WHAT IS EXPECTED:
Gather each line containing the string "domain" from these entries.
BEGIN
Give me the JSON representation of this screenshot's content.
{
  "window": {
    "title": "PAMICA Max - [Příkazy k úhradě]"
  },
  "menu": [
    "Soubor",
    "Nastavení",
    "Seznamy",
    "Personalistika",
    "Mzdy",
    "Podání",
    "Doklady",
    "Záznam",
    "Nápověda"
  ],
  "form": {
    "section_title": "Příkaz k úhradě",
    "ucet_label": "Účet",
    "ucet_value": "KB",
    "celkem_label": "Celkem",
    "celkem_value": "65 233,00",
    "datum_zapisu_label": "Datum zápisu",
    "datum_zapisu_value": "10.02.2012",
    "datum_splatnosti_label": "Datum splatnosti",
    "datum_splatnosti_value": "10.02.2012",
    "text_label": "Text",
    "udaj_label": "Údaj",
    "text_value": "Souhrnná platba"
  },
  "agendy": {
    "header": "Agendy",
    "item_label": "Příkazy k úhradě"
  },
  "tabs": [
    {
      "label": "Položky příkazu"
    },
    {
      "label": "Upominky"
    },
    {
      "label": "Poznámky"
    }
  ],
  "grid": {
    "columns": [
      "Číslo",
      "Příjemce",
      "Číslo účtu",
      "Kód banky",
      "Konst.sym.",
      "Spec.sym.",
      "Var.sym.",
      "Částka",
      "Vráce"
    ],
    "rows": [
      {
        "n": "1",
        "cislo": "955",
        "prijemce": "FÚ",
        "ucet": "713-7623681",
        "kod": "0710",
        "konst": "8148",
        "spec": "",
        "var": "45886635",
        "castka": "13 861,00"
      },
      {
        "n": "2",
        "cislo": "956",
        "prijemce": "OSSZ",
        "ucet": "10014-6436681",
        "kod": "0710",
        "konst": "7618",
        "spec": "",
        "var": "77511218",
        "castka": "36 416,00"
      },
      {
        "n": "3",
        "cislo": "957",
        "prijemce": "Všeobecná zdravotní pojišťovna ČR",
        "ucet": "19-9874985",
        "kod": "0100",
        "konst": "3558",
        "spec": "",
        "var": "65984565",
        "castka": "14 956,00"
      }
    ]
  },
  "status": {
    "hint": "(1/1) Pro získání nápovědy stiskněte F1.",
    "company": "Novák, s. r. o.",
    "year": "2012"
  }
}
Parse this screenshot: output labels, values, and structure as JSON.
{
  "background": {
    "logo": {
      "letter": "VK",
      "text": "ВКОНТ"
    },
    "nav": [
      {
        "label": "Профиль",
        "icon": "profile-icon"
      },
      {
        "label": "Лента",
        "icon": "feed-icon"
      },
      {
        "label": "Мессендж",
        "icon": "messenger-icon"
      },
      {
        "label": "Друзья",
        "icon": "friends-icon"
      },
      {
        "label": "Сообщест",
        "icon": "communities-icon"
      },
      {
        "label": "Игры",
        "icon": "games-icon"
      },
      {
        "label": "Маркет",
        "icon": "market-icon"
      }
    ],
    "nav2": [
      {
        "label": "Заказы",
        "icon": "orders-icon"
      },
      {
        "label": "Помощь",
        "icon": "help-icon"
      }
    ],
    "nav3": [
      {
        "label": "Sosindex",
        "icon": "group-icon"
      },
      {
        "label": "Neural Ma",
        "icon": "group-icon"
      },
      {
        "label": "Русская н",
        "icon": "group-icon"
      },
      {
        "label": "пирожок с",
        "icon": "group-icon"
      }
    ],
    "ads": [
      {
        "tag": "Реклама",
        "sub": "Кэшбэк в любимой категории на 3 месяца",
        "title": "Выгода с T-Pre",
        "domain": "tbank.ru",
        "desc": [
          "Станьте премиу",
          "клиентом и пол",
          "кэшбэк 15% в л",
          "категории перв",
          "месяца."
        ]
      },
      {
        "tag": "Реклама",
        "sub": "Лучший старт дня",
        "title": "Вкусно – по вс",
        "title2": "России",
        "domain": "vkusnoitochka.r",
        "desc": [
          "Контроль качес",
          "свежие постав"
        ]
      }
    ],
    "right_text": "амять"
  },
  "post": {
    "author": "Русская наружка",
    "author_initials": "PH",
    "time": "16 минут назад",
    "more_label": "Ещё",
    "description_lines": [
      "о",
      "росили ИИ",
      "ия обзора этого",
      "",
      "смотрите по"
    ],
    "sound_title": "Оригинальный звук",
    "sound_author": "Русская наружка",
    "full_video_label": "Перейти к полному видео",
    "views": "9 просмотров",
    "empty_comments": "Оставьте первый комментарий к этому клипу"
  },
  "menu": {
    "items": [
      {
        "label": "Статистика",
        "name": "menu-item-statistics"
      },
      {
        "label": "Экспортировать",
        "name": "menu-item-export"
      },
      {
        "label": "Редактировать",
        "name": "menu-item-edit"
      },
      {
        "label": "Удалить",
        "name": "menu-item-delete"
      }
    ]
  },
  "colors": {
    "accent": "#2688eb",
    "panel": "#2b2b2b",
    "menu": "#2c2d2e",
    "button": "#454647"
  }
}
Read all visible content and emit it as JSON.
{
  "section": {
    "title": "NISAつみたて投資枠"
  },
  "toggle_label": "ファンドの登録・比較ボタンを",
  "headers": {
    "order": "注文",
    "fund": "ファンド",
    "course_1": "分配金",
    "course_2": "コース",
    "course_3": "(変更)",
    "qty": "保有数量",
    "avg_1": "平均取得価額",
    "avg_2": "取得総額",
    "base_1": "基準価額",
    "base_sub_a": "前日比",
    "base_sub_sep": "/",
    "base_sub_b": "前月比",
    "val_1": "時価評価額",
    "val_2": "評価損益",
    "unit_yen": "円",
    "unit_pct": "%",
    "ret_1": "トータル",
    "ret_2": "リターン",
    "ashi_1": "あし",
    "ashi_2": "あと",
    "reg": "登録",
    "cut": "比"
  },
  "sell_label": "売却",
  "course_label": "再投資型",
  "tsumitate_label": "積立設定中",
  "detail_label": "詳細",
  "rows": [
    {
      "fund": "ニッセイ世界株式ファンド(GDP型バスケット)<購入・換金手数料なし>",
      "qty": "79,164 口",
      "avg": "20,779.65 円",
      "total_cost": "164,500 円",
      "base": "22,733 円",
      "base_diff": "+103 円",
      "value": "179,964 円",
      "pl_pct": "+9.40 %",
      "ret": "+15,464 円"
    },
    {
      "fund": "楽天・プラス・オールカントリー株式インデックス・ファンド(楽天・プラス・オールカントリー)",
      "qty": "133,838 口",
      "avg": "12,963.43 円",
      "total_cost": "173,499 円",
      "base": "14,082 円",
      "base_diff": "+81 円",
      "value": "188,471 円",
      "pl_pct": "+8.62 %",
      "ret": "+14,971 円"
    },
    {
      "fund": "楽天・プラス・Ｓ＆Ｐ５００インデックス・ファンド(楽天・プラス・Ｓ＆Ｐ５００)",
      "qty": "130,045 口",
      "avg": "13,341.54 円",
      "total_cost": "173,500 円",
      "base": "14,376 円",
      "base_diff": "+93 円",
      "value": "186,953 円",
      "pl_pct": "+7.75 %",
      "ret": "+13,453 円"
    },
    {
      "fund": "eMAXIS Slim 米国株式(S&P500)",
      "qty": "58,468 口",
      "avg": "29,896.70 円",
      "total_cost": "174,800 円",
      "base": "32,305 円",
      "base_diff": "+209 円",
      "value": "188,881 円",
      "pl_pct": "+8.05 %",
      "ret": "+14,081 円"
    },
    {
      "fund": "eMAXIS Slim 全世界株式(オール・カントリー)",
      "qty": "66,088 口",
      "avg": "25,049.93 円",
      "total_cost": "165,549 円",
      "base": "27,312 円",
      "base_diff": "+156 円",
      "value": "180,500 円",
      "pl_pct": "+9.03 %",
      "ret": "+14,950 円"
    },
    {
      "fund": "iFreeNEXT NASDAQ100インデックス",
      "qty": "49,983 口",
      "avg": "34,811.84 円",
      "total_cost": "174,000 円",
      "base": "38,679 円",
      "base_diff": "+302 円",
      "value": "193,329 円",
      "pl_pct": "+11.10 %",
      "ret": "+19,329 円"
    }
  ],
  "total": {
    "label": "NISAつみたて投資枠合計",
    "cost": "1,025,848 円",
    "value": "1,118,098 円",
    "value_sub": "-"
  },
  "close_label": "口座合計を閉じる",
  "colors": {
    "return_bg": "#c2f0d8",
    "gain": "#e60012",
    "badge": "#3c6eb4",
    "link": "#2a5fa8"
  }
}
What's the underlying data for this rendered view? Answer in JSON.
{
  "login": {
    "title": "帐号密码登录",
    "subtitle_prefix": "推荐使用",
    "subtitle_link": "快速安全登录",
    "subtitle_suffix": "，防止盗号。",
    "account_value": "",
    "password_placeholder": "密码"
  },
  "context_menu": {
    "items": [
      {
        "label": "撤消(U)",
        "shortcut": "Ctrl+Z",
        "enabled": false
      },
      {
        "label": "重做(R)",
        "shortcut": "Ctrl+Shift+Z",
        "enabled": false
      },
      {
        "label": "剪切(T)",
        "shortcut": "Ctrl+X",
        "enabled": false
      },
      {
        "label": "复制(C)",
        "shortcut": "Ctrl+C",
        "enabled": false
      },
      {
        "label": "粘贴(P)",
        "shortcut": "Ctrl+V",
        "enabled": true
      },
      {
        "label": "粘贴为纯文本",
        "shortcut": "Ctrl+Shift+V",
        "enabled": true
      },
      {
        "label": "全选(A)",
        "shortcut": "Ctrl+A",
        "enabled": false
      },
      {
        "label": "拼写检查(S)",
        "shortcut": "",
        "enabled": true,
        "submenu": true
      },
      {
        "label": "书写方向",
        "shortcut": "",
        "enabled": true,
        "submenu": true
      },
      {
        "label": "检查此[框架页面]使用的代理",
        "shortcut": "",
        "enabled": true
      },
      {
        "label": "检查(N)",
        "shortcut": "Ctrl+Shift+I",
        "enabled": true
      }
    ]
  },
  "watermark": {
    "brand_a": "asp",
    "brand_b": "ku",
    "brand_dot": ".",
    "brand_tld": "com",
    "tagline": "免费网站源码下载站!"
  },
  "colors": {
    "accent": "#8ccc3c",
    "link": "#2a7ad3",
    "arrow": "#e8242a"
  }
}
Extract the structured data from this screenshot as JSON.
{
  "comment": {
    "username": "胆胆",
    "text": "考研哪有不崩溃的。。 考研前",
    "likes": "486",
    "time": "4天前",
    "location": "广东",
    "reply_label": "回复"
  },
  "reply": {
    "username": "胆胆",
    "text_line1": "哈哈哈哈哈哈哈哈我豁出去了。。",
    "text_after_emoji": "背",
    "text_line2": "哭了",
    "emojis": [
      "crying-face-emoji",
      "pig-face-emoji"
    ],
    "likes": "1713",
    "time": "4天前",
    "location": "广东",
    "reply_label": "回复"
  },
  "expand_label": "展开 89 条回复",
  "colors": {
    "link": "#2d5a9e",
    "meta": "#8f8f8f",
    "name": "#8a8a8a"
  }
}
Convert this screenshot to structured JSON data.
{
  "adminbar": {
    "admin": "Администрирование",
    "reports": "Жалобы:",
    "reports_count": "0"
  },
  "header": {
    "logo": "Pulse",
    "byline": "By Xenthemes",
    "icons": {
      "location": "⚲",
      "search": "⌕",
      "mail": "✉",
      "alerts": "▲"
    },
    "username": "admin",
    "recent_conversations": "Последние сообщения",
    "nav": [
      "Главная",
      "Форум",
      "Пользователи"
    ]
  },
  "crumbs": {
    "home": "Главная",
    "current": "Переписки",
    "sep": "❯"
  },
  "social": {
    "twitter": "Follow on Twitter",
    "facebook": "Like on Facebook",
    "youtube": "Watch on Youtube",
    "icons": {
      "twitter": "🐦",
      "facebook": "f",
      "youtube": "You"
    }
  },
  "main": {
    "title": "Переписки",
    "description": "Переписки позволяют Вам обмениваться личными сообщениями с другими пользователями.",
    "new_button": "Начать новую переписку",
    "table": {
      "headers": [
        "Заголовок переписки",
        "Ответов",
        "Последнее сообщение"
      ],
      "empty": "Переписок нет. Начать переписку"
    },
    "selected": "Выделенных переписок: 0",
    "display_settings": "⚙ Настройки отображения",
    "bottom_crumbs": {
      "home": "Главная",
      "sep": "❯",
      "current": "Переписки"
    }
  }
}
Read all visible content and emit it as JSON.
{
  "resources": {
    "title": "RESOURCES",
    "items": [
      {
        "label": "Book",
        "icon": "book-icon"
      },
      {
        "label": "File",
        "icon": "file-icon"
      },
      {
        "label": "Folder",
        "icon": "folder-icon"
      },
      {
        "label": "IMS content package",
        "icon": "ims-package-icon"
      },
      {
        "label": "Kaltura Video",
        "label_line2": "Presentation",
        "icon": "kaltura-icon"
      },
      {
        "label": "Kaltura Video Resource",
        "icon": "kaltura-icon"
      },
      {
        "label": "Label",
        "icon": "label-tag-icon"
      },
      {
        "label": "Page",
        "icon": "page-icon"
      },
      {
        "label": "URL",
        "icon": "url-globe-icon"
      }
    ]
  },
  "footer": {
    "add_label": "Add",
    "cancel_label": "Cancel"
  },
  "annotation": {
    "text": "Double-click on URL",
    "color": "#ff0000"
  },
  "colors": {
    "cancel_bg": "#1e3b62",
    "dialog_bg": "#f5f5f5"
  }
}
END
ANSWER FOR THIS EXERCISE:
        "domain": "tbank.ru",
        "domain": "vkusnoitochka.r",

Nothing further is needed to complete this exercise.